(INSTRUCTIONS TO FOLLOW) Search the data below for the string "Pump". Extract every line that contains it.

(STORED RECORDS)

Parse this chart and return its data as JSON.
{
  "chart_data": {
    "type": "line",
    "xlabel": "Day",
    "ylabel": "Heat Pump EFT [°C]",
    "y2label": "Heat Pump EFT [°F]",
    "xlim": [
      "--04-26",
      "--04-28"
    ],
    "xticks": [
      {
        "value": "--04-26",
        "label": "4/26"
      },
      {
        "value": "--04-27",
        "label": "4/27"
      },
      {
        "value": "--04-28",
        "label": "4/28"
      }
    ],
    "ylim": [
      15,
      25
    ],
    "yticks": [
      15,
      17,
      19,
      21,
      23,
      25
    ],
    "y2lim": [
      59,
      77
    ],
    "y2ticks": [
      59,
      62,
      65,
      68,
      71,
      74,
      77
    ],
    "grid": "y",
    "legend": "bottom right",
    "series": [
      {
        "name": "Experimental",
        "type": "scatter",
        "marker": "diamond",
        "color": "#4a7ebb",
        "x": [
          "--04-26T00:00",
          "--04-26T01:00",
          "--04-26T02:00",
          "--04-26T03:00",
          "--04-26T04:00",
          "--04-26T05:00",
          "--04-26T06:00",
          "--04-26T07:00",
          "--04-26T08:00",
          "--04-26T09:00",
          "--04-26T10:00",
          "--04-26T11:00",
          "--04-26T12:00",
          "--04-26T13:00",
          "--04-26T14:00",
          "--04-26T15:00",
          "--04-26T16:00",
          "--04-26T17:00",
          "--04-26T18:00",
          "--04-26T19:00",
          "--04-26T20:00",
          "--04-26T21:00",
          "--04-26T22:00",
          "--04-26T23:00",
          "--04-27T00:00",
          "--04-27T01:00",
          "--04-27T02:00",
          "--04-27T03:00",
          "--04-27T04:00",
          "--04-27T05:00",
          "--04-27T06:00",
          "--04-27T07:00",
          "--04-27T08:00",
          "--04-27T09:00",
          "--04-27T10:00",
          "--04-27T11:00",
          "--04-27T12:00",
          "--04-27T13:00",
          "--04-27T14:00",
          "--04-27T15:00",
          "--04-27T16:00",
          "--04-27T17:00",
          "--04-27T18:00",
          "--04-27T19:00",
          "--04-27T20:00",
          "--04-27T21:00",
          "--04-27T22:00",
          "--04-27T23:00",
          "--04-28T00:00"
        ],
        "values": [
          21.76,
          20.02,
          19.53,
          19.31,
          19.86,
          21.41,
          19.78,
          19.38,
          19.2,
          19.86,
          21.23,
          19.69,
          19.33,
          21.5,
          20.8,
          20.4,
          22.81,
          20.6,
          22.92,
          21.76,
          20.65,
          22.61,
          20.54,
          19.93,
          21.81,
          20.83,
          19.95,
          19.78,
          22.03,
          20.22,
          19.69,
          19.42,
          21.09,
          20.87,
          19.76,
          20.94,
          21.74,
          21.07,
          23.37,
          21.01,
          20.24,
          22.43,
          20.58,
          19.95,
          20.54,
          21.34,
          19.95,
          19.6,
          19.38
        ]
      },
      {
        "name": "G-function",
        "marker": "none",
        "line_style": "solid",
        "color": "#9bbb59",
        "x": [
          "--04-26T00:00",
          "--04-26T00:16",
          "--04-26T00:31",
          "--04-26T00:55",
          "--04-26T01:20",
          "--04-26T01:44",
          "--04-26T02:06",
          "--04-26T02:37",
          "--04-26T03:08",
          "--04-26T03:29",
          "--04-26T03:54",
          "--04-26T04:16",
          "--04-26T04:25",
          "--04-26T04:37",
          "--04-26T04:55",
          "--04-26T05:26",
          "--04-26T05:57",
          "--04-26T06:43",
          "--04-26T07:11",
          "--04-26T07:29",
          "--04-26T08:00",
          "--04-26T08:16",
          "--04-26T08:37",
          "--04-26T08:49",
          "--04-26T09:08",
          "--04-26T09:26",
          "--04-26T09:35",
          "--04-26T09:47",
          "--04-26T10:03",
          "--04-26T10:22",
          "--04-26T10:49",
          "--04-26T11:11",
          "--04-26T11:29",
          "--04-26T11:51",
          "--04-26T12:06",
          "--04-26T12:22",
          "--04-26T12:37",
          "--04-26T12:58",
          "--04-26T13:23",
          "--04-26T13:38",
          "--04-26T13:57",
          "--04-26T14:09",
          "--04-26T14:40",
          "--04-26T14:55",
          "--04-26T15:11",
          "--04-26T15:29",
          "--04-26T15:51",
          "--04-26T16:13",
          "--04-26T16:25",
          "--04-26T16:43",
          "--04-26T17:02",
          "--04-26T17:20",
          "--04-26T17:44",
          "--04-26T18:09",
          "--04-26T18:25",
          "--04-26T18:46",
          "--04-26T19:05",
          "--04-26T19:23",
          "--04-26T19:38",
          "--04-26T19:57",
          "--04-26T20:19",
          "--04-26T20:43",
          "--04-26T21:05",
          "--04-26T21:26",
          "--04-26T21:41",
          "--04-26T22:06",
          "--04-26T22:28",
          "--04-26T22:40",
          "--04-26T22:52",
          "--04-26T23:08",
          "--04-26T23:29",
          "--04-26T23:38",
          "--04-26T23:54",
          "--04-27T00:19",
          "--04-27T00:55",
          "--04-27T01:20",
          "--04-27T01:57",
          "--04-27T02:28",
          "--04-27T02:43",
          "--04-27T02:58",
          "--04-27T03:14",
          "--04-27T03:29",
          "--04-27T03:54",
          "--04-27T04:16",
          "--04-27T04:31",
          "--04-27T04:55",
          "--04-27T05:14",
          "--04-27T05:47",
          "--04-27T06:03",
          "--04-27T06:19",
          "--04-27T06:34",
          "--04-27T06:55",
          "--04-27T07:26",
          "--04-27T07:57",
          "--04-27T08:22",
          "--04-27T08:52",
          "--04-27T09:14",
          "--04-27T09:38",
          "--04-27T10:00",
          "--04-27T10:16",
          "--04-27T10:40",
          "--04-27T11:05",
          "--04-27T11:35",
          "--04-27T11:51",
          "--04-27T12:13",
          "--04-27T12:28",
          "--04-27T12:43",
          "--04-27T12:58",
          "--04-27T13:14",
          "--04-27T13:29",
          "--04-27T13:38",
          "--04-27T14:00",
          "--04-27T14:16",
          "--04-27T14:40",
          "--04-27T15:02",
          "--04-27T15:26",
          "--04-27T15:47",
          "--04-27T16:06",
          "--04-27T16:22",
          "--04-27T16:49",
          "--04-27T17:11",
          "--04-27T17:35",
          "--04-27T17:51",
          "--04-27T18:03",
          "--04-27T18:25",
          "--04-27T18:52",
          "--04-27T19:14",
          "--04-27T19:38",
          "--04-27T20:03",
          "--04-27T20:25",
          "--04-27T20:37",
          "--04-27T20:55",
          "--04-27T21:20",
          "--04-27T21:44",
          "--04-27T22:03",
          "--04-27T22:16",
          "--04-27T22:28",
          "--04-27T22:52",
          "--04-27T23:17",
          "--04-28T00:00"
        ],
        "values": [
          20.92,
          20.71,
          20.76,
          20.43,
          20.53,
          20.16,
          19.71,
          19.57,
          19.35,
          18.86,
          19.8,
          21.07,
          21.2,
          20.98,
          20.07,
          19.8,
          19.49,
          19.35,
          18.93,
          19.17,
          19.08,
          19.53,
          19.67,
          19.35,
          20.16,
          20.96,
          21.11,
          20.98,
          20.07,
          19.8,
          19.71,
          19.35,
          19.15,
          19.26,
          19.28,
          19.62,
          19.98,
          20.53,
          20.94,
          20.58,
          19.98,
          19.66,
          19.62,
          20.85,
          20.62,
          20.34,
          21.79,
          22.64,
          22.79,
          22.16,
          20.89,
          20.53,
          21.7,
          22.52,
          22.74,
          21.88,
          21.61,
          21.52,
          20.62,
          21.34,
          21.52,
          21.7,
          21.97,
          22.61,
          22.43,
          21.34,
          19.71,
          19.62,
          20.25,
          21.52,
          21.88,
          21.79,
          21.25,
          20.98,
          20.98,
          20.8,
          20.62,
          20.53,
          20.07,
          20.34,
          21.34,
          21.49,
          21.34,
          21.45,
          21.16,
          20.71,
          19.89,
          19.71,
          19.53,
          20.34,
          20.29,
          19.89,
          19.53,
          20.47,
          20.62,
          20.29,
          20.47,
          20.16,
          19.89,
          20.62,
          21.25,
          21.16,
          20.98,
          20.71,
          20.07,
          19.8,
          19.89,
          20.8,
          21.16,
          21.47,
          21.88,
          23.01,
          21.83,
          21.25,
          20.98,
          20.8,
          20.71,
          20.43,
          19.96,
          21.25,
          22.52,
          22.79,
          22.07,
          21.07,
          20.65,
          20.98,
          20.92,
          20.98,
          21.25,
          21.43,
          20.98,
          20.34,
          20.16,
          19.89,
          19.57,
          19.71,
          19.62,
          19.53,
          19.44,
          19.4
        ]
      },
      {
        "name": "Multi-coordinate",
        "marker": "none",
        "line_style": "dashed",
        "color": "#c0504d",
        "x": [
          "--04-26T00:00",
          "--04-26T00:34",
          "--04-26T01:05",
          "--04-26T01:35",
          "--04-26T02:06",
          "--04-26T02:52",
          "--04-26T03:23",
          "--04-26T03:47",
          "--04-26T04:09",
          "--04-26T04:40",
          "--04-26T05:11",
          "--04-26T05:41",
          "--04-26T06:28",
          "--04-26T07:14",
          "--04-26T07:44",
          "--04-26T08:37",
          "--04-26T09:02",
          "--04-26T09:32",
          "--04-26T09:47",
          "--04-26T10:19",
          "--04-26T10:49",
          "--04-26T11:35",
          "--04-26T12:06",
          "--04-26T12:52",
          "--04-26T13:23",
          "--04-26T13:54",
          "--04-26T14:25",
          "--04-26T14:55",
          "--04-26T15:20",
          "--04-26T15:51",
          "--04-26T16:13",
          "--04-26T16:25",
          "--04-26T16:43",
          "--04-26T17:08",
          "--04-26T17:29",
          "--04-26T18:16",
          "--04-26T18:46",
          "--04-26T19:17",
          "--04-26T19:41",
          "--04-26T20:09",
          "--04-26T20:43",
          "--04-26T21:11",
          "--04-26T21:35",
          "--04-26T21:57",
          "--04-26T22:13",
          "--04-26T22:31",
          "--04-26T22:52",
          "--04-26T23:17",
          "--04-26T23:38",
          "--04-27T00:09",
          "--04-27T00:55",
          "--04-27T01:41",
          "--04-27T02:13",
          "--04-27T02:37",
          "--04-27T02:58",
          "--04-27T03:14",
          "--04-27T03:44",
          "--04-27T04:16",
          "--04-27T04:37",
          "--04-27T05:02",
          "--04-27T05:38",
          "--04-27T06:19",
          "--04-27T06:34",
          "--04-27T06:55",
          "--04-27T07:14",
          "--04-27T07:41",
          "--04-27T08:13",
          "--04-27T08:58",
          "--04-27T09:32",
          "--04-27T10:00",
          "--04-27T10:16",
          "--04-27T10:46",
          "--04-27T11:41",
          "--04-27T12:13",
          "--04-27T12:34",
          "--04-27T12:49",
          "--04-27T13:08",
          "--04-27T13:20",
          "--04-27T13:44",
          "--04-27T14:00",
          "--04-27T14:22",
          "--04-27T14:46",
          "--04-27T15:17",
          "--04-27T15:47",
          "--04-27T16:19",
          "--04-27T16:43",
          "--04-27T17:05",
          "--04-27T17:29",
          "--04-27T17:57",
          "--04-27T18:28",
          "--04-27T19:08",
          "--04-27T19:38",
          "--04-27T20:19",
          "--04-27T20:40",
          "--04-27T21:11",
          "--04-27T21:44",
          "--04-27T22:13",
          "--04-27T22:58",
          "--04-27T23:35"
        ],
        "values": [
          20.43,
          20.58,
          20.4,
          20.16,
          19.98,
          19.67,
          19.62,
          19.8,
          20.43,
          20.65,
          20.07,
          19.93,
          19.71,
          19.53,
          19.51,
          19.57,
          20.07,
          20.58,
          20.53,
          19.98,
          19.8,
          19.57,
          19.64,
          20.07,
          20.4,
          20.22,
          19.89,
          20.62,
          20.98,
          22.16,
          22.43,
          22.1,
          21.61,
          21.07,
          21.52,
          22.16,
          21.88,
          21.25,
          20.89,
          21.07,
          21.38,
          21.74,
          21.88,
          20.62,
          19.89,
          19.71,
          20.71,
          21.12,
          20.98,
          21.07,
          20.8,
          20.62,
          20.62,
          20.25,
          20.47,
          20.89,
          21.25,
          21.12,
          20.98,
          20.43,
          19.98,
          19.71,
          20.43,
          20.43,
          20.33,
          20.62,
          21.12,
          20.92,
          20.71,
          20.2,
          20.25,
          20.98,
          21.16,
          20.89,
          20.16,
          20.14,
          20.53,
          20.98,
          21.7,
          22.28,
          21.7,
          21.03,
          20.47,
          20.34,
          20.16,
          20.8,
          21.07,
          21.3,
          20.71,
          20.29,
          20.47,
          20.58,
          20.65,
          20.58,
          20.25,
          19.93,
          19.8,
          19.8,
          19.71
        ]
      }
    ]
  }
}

(ANSWER TO THE TASK)
    "ylabel": "Heat Pump EFT [°C]",
    "y2label": "Heat Pump EFT [°F]",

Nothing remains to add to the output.